-- To do --
Return, word for word, every line that follows.

-- Record excerpts --

--- begin ---

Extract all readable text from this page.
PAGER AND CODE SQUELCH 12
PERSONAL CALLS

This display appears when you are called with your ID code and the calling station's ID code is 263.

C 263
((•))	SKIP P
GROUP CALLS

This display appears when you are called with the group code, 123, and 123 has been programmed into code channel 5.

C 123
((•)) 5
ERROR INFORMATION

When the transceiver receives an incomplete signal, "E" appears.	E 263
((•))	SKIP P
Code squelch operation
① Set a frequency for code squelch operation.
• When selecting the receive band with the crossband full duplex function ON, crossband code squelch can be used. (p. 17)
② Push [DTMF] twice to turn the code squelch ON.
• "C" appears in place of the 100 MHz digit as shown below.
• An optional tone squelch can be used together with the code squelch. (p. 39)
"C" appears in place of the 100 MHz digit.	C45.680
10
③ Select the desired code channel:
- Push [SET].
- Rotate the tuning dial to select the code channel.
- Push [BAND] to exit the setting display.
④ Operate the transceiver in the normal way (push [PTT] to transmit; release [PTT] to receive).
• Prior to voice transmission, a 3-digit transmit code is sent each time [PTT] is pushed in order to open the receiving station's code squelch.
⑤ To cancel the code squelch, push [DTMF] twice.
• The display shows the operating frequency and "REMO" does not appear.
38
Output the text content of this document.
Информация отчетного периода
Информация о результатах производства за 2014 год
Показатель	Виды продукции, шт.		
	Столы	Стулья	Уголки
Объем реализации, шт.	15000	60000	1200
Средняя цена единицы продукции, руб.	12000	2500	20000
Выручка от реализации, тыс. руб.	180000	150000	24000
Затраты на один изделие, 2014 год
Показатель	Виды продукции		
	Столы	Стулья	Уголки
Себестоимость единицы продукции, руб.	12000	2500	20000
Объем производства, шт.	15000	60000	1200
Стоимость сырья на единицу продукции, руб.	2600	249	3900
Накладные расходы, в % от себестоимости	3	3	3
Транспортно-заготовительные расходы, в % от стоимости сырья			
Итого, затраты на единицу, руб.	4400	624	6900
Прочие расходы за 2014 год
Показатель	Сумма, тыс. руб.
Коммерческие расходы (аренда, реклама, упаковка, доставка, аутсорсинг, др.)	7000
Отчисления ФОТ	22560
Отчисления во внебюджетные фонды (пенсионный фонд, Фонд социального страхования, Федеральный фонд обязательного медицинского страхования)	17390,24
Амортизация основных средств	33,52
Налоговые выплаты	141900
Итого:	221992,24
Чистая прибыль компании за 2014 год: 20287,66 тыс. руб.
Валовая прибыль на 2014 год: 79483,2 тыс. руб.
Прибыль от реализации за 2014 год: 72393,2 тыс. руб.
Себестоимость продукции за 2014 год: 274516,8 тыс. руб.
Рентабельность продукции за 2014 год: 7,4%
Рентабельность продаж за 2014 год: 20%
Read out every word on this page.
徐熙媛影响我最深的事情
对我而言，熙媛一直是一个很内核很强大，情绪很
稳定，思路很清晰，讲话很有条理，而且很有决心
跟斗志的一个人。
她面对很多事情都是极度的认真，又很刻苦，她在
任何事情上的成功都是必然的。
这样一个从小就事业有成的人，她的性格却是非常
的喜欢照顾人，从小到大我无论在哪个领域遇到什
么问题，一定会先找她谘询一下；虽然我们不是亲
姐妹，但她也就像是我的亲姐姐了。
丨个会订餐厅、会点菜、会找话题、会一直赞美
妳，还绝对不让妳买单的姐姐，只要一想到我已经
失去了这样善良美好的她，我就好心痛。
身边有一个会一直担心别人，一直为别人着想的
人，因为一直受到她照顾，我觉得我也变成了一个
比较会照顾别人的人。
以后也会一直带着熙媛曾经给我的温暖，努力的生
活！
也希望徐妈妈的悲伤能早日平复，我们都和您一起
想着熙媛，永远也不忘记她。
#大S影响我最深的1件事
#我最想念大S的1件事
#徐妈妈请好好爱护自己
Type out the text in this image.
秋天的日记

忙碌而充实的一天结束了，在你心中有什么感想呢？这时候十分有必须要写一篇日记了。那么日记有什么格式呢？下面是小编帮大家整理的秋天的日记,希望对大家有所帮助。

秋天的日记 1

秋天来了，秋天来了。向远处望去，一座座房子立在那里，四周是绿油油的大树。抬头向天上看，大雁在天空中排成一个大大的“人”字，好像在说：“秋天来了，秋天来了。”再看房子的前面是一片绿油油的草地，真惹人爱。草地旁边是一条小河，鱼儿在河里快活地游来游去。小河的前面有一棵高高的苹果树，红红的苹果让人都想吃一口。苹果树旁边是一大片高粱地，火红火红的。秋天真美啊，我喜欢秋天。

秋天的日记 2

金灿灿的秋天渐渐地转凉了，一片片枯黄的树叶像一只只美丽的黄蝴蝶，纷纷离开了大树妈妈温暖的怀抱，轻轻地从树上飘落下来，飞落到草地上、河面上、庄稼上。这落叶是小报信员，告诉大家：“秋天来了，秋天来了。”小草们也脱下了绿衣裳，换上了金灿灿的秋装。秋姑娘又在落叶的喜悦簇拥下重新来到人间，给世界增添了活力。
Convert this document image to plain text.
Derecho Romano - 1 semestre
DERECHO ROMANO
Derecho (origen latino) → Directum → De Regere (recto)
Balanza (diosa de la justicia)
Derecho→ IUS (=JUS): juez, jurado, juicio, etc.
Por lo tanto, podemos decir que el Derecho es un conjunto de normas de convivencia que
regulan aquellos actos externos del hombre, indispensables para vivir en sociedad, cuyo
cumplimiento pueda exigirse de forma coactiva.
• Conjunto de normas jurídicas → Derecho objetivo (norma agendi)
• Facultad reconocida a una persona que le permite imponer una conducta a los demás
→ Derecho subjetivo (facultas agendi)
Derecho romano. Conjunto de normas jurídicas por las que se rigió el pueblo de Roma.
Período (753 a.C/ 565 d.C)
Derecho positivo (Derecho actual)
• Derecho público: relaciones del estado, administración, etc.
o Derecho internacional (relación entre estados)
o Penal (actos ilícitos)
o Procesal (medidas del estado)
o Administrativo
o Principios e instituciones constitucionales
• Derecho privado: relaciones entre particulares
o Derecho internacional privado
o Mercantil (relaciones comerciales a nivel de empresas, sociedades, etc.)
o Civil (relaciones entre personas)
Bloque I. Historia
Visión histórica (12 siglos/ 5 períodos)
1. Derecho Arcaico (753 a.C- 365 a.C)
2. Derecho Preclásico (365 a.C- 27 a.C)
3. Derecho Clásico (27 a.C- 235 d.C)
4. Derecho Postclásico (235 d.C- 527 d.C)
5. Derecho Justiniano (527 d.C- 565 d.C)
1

--- end ---

-- Correct result --
Extract all readable text from this page.
PAGER AND CODE SQUELCH 12
PERSONAL CALLS

This display appears when you are called with your ID code and the calling station's ID code is 263.

C 263
((•))	SKIP P
GROUP CALLS

This display appears when you are called with the group code, 123, and 123 has been programmed into code channel 5.

C 123
((•)) 5
ERROR INFORMATION

When the transceiver receives an incomplete signal, "E" appears.	E 263
((•))	SKIP P
Code squelch operation
① Set a frequency for code squelch operation.
• When selecting the receive band with the crossband full duplex function ON, crossband code squelch can be used. (p. 17)
② Push [DTMF] twice to turn the code squelch ON.
• "C" appears in place of the 100 MHz digit as shown below.
• An optional tone squelch can be used together with the code squelch. (p. 39)
"C" appears in place of the 100 MHz digit.	C45.680
10
③ Select the desired code channel:
- Push [SET].
- Rotate the tuning dial to select the code channel.
- Push [BAND] to exit the setting display.
④ Operate the transceiver in the normal way (push [PTT] to transmit; release [PTT] to receive).
• Prior to voice transmission, a 3-digit transmit code is sent each time [PTT] is pushed in order to open the receiving station's code squelch.
⑤ To cancel the code squelch, push [DTMF] twice.
• The display shows the operating frequency and "REMO" does not appear.
38
Output the text content of this document.
Информация отчетного периода
Информация о результатах производства за 2014 год
Показатель	Виды продукции, шт.		
	Столы	Стулья	Уголки
Объем реализации, шт.	15000	60000	1200
Средняя цена единицы продукции, руб.	12000	2500	20000
Выручка от реализации, тыс. руб.	180000	150000	24000
Затраты на один изделие, 2014 год
Показатель	Виды продукции		
	Столы	Стулья	Уголки
Себестоимость единицы продукции, руб.	12000	2500	20000
Объем производства, шт.	15000	60000	1200
Стоимость сырья на единицу продукции, руб.	2600	249	3900
Накладные расходы, в % от себестоимости	3	3	3
Транспортно-заготовительные расходы, в % от стоимости сырья			
Итого, затраты на единицу, руб.	4400	624	6900
Прочие расходы за 2014 год
Показатель	Сумма, тыс. руб.
Коммерческие расходы (аренда, реклама, упаковка, доставка, аутсорсинг, др.)	7000
Отчисления ФОТ	22560
Отчисления во внебюджетные фонды (пенсионный фонд, Фонд социального страхования, Федеральный фонд обязательного медицинского страхования)	17390,24
Амортизация основных средств	33,52
Налоговые выплаты	141900
Итого:	221992,24
Чистая прибыль компании за 2014 год: 20287,66 тыс. руб.
Валовая прибыль на 2014 год: 79483,2 тыс. руб.
Прибыль от реализации за 2014 год: 72393,2 тыс. руб.
Себестоимость продукции за 2014 год: 274516,8 тыс. руб.
Рентабельность продукции за 2014 год: 7,4%
Рентабельность продаж за 2014 год: 20%
Read out every word on this page.
徐熙媛影响我最深的事情
对我而言，熙媛一直是一个很内核很强大，情绪很
稳定，思路很清晰，讲话很有条理，而且很有决心
跟斗志的一个人。
她面对很多事情都是极度的认真，又很刻苦，她在
任何事情上的成功都是必然的。
这样一个从小就事业有成的人，她的性格却是非常
的喜欢照顾人，从小到大我无论在哪个领域遇到什
么问题，一定会先找她谘询一下；虽然我们不是亲
姐妹，但她也就像是我的亲姐姐了。
丨个会订餐厅、会点菜、会找话题、会一直赞美
妳，还绝对不让妳买单的姐姐，只要一想到我已经
失去了这样善良美好的她，我就好心痛。
身边有一个会一直担心别人，一直为别人着想的
人，因为一直受到她照顾，我觉得我也变成了一个
比较会照顾别人的人。
以后也会一直带着熙媛曾经给我的温暖，努力的生
活！
也希望徐妈妈的悲伤能早日平复，我们都和您一起
想着熙媛，永远也不忘记她。
#大S影响我最深的1件事
#我最想念大S的1件事
#徐妈妈请好好爱护自己
Type out the text in this image.
秋天的日记

忙碌而充实的一天结束了，在你心中有什么感想呢？这时候十分有必须要写一篇日记了。那么日记有什么格式呢？下面是小编帮大家整理的秋天的日记,希望对大家有所帮助。

秋天的日记 1

秋天来了，秋天来了。向远处望去，一座座房子立在那里，四周是绿油油的大树。抬头向天上看，大雁在天空中排成一个大大的“人”字，好像在说：“秋天来了，秋天来了。”再看房子的前面是一片绿油油的草地，真惹人爱。草地旁边是一条小河，鱼儿在河里快活地游来游去。小河的前面有一棵高高的苹果树，红红的苹果让人都想吃一口。苹果树旁边是一大片高粱地，火红火红的。秋天真美啊，我喜欢秋天。

秋天的日记 2

金灿灿的秋天渐渐地转凉了，一片片枯黄的树叶像一只只美丽的黄蝴蝶，纷纷离开了大树妈妈温暖的怀抱，轻轻地从树上飘落下来，飞落到草地上、河面上、庄稼上。这落叶是小报信员，告诉大家：“秋天来了，秋天来了。”小草们也脱下了绿衣裳，换上了金灿灿的秋装。秋姑娘又在落叶的喜悦簇拥下重新来到人间，给世界增添了活力。
Convert this document image to plain text.
Derecho Romano - 1 semestre
DERECHO ROMANO
Derecho (origen latino) → Directum → De Regere (recto)
Balanza (diosa de la justicia)
Derecho→ IUS (=JUS): juez, jurado, juicio, etc.
Por lo tanto, podemos decir que el Derecho es un conjunto de normas de convivencia que
regulan aquellos actos externos del hombre, indispensables para vivir en sociedad, cuyo
cumplimiento pueda exigirse de forma coactiva.
• Conjunto de normas jurídicas → Derecho objetivo (norma agendi)
• Facultad reconocida a una persona que le permite imponer una conducta a los demás
→ Derecho subjetivo (facultas agendi)
Derecho romano. Conjunto de normas jurídicas por las que se rigió el pueblo de Roma.
Período (753 a.C/ 565 d.C)
Derecho positivo (Derecho actual)
• Derecho público: relaciones del estado, administración, etc.
o Derecho internacional (relación entre estados)
o Penal (actos ilícitos)
o Procesal (medidas del estado)
o Administrativo
o Principios e instituciones constitucionales
• Derecho privado: relaciones entre particulares
o Derecho internacional privado
o Mercantil (relaciones comerciales a nivel de empresas, sociedades, etc.)
o Civil (relaciones entre personas)
Bloque I. Historia
Visión histórica (12 siglos/ 5 períodos)
1. Derecho Arcaico (753 a.C- 365 a.C)
2. Derecho Preclásico (365 a.C- 27 a.C)
3. Derecho Clásico (27 a.C- 235 d.C)
4. Derecho Postclásico (235 d.C- 527 d.C)
5. Derecho Justiniano (527 d.C- 565 d.C)
1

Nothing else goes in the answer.